┌─ Extracted information

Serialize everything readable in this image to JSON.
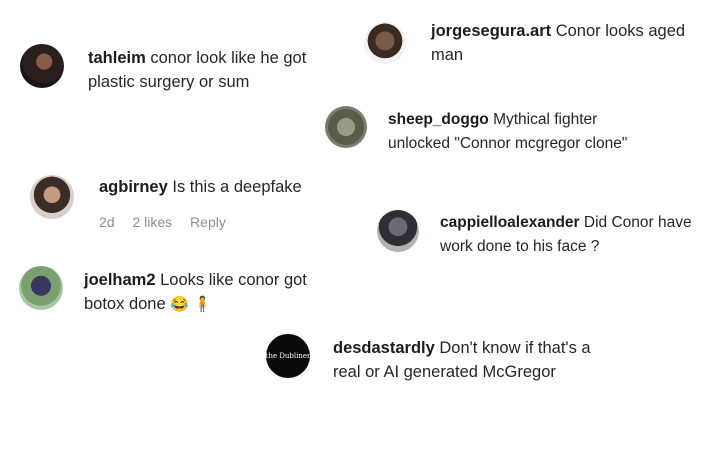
{
  "comments": [
    {
      "username": "jorgesegura.art",
      "line1": "Conor looks aged",
      "line2": "man"
    },
    {
      "username": "tahleim",
      "line1": "conor look like he got",
      "line2": "plastic surgery or sum"
    },
    {
      "username": "sheep_doggo",
      "line1": "Mythical fighter",
      "line2": "unlocked \"Connor mcgregor clone\""
    },
    {
      "username": "agbirney",
      "line1": "Is this a deepfake",
      "time": "2d",
      "likes": "2 likes",
      "reply": "Reply"
    },
    {
      "username": "cappielloalexander",
      "line1": "Did Conor have",
      "line2": "work done to his face ?"
    },
    {
      "username": "joelham2",
      "line1": "Looks like conor got",
      "line2": "botox done",
      "emoji": "😂 🧍"
    },
    {
      "username": "desdastardly",
      "line1": "Don't know if that's a",
      "line2": "real or AI generated McGregor",
      "avatar_text": "the Dubliner"
    }
  ],
  "colors": {
    "text": "#262626",
    "meta": "#8e8e8e",
    "background": "#ffffff"
  },
  "icons": {
    "avatar": "user-photo-avatar"
  }
}
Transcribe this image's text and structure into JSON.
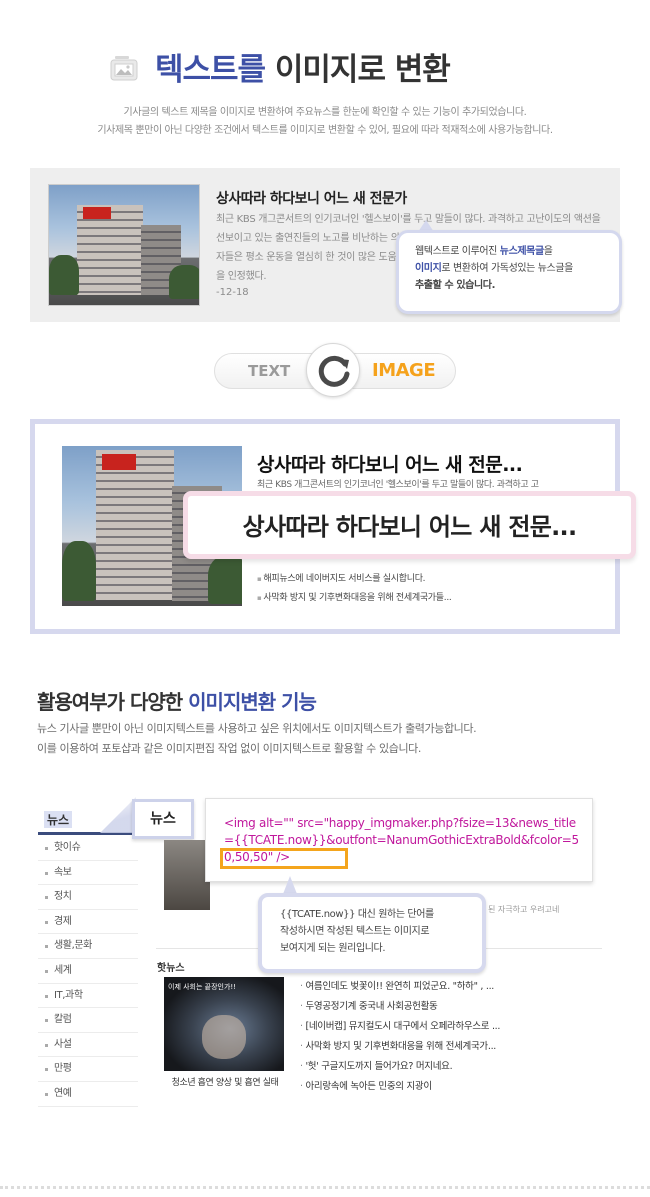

└─

Directive: Reproduce the material in its entirety and word for word, without the pictures.

Exercise result:
Serialize everything readable in this image to JSON.
{
  "comments": [
    {
      "username": "jorgesegura.art",
      "line1": "Conor looks aged",
      "line2": "man"
    },
    {
      "username": "tahleim",
      "line1": "conor look like he got",
      "line2": "plastic surgery or sum"
    },
    {
      "username": "sheep_doggo",
      "line1": "Mythical fighter",
      "line2": "unlocked \"Connor mcgregor clone\""
    },
    {
      "username": "agbirney",
      "line1": "Is this a deepfake",
      "time": "2d",
      "likes": "2 likes",
      "reply": "Reply"
    },
    {
      "username": "cappielloalexander",
      "line1": "Did Conor have",
      "line2": "work done to his face ?"
    },
    {
      "username": "joelham2",
      "line1": "Looks like conor got",
      "line2": "botox done",
      "emoji": "😂 🧍"
    },
    {
      "username": "desdastardly",
      "line1": "Don't know if that's a",
      "line2": "real or AI generated McGregor",
      "avatar_text": "the Dubliner"
    }
  ],
  "colors": {
    "text": "#262626",
    "meta": "#8e8e8e",
    "background": "#ffffff"
  },
  "icons": {
    "avatar": "user-photo-avatar"
  }
}
Transcribe this image's text and structure into JSON.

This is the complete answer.